Dataset records:

BEGIN

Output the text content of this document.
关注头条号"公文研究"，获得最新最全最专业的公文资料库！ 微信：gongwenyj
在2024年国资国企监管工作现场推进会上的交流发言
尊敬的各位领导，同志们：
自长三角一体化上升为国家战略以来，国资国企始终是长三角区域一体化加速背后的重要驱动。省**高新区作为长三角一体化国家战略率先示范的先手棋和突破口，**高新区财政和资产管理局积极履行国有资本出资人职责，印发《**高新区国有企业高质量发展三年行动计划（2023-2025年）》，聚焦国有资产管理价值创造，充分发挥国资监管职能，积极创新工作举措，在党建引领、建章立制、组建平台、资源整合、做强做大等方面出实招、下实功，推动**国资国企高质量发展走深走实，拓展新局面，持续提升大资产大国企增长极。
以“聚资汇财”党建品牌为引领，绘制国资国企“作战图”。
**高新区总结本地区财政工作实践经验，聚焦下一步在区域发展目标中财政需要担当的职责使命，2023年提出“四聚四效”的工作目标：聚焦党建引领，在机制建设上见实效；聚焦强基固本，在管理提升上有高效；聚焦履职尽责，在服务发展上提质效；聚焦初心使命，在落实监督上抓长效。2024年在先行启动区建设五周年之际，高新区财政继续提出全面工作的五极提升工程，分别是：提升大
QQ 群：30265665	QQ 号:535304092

END

Goal: Reproduce the listing in full. Keep it exactly as written.

Expected answer:
Output the text content of this document.
关注头条号"公文研究"，获得最新最全最专业的公文资料库！ 微信：gongwenyj
在2024年国资国企监管工作现场推进会上的交流发言
尊敬的各位领导，同志们：
自长三角一体化上升为国家战略以来，国资国企始终是长三角区域一体化加速背后的重要驱动。省**高新区作为长三角一体化国家战略率先示范的先手棋和突破口，**高新区财政和资产管理局积极履行国有资本出资人职责，印发《**高新区国有企业高质量发展三年行动计划（2023-2025年）》，聚焦国有资产管理价值创造，充分发挥国资监管职能，积极创新工作举措，在党建引领、建章立制、组建平台、资源整合、做强做大等方面出实招、下实功，推动**国资国企高质量发展走深走实，拓展新局面，持续提升大资产大国企增长极。
以“聚资汇财”党建品牌为引领，绘制国资国企“作战图”。
**高新区总结本地区财政工作实践经验，聚焦下一步在区域发展目标中财政需要担当的职责使命，2023年提出“四聚四效”的工作目标：聚焦党建引领，在机制建设上见实效；聚焦强基固本，在管理提升上有高效；聚焦履职尽责，在服务发展上提质效；聚焦初心使命，在落实监督上抓长效。2024年在先行启动区建设五周年之际，高新区财政继续提出全面工作的五极提升工程，分别是：提升大
QQ 群：30265665	QQ 号:535304092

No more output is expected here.